Yohan Brun

Personal information
- Date of birth: 19 September 1994 (age 31)
- Place of birth: Hyères, France
- Height: 1.79 m (5 ft 10 in)
- Position: Forward

Team information
- Current team: Hyères
- Number: 10

Senior career*
- Years: Team / Apps / (Gls)
- 2014–2019: Hyères / 85 / (22)
- 2019–2020: Grenoble / 19 / (1)
- 2020–2022: Laval / 46 / (4)
- 2021: Laval B / 2 / (0)
- 2022–2024: Versailles / 32 / (3)
- 2024–: Hyères / 10 / (2)

= Yohan Brun =

French footballer (born 1994)

Yohan Brun (born 19 September 1994) is a French professional footballer who plays as a forward for Championnat National 1 club Hyères.

==Club career==
On 2 January 2019, Brun joined signed his first professional contract with Grenoble after a successful start of the 2018–19 season with Hyères. He made his professional debut with Grenoble in a 0–0 Ligue 2 tie with Le Havre on 12 December 2019.

In January 2020, Brun was released by Grenoble and signed a two-and-a-half-year contract with Laval. In January 2022, he joined Versailles.

● **REQUIRED ACTION**
Reproduce word for word the part of the Yohan Brun profile starting at "Personal information" and ending at "Apps / (Gls)".

● **EXCERPTED RECORDS**
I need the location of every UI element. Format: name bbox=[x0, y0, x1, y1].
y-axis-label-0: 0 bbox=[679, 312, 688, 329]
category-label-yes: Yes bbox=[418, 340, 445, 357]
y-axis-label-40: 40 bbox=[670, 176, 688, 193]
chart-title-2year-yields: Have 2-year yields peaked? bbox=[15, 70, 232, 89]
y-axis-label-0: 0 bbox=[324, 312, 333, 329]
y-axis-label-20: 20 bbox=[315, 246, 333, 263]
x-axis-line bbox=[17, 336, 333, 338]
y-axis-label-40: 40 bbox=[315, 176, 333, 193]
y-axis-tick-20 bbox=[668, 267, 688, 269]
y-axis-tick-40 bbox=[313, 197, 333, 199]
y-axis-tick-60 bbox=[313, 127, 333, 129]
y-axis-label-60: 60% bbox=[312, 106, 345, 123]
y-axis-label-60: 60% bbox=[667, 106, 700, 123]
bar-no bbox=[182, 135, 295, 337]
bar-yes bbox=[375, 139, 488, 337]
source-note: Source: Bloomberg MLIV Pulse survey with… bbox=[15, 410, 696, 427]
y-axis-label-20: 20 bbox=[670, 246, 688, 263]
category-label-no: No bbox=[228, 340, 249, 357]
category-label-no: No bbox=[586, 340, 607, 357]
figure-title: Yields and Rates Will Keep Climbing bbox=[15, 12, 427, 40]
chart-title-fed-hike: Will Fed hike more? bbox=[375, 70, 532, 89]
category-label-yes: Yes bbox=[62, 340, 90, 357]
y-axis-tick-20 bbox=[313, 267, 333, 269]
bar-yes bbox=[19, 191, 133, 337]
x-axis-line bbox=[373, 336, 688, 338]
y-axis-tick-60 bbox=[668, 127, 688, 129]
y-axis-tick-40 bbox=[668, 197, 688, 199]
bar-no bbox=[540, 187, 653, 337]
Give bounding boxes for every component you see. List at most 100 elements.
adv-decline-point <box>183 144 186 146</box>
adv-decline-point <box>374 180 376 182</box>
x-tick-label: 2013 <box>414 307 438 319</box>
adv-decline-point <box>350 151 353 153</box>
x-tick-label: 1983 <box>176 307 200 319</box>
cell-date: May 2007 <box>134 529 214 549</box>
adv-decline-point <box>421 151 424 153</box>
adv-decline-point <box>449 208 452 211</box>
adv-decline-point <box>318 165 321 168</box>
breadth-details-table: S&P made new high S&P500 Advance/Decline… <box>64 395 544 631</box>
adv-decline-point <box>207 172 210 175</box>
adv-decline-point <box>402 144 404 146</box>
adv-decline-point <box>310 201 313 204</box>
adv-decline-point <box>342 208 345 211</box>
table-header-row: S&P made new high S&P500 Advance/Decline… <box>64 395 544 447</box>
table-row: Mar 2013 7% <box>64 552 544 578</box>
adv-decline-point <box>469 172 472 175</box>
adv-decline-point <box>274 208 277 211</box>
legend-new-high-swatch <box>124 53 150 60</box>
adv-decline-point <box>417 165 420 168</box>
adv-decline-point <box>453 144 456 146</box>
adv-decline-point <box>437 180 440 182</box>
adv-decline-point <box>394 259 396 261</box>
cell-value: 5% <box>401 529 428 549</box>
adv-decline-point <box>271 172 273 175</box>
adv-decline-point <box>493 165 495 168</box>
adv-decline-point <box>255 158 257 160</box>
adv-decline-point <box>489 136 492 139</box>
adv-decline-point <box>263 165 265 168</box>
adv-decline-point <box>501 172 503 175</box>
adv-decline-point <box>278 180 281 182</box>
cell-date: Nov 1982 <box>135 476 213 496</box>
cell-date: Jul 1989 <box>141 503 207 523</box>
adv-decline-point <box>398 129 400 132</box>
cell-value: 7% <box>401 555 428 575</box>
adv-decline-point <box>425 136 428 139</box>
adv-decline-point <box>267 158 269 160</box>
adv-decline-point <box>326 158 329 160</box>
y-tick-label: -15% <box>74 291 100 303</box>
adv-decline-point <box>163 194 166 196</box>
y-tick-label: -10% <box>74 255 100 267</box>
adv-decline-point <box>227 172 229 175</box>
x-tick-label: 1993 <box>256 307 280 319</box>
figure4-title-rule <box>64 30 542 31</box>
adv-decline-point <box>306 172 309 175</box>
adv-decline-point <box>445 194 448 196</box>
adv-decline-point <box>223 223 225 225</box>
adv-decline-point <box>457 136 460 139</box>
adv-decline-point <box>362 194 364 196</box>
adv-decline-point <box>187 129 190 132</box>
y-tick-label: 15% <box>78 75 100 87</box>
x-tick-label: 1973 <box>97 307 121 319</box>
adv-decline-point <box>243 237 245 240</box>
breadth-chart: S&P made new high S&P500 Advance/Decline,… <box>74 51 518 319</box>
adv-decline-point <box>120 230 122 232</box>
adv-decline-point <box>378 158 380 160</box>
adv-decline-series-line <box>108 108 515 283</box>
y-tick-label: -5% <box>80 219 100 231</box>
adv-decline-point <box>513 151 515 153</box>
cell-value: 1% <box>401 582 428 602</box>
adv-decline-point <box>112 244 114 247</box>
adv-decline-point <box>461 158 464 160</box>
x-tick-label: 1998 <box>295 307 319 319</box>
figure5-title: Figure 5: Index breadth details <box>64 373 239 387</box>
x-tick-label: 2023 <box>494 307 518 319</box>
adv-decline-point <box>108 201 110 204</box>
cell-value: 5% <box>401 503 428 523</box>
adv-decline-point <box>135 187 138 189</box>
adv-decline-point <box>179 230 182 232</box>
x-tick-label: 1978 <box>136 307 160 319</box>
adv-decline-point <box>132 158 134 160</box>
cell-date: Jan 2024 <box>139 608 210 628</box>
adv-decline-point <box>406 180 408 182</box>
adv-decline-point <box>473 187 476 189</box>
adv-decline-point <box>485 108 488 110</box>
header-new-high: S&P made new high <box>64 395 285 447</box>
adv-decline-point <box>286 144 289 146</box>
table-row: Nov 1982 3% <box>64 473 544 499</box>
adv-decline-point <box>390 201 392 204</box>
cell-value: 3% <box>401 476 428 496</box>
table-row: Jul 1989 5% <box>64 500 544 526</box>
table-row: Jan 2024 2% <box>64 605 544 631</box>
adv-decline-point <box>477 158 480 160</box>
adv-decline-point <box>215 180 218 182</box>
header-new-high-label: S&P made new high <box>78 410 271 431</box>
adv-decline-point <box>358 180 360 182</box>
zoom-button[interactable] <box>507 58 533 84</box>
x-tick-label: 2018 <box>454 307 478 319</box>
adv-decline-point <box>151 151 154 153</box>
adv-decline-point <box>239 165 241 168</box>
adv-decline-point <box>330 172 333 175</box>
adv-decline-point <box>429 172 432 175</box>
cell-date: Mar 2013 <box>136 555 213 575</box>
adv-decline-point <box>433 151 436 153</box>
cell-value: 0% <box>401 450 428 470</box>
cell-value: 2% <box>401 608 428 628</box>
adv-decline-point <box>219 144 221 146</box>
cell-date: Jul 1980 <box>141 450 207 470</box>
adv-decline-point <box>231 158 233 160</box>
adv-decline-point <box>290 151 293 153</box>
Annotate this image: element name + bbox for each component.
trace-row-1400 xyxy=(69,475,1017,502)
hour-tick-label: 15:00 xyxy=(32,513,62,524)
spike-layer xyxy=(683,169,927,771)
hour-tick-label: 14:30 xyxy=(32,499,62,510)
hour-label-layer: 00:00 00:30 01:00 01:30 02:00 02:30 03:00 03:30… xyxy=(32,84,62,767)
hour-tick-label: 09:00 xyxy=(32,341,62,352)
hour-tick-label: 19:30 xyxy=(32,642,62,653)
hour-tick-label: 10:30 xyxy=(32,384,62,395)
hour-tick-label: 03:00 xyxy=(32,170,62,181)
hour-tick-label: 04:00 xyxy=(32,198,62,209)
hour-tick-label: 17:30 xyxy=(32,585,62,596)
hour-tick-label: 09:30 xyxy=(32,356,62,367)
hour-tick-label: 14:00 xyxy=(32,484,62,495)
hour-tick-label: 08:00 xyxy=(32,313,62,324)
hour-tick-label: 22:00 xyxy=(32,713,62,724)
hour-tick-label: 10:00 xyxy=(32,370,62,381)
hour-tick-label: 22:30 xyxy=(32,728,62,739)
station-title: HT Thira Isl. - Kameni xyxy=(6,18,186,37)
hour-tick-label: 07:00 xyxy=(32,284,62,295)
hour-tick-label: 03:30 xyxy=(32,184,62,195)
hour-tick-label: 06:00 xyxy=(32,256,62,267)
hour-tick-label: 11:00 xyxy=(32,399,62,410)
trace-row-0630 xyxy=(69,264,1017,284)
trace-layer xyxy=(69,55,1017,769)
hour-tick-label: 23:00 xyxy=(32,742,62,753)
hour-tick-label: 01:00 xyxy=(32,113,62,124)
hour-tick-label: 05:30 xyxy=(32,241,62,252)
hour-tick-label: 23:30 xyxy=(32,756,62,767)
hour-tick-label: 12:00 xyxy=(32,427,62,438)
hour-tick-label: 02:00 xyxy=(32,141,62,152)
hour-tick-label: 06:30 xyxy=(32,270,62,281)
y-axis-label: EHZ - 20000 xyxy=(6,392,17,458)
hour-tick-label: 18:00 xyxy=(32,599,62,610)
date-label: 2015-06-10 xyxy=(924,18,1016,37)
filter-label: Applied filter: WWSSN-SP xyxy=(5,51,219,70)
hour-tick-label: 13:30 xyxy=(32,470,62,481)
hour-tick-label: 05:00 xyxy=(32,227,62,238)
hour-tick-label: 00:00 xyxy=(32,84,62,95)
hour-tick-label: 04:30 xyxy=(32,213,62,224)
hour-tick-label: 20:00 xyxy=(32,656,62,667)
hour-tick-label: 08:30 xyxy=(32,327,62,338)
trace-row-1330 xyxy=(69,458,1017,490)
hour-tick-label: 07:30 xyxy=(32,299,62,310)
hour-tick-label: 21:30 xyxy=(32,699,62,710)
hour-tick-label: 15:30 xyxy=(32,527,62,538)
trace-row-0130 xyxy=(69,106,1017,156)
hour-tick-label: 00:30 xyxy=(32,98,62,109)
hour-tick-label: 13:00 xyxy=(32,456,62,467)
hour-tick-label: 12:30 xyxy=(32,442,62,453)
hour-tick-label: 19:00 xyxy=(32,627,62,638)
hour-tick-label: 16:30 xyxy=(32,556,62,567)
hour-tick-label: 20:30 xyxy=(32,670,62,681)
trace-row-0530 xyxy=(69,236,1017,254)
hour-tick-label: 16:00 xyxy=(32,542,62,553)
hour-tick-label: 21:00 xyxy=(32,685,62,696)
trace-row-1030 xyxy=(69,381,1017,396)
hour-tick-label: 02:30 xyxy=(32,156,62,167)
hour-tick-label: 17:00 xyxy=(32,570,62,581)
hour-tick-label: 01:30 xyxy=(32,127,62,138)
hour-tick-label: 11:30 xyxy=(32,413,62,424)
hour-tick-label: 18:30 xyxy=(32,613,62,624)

● **PROBLEM SOLUTION**
Personal information
- Date of birth: 19 September 1994 (age 31)
- Place of birth: Hyères, France
- Height: 1.79 m (5 ft 10 in)
- Position: Forward

Team information
- Current team: Hyères
- Number: 10

Senior career*
- Years: Team / Apps / (Gls)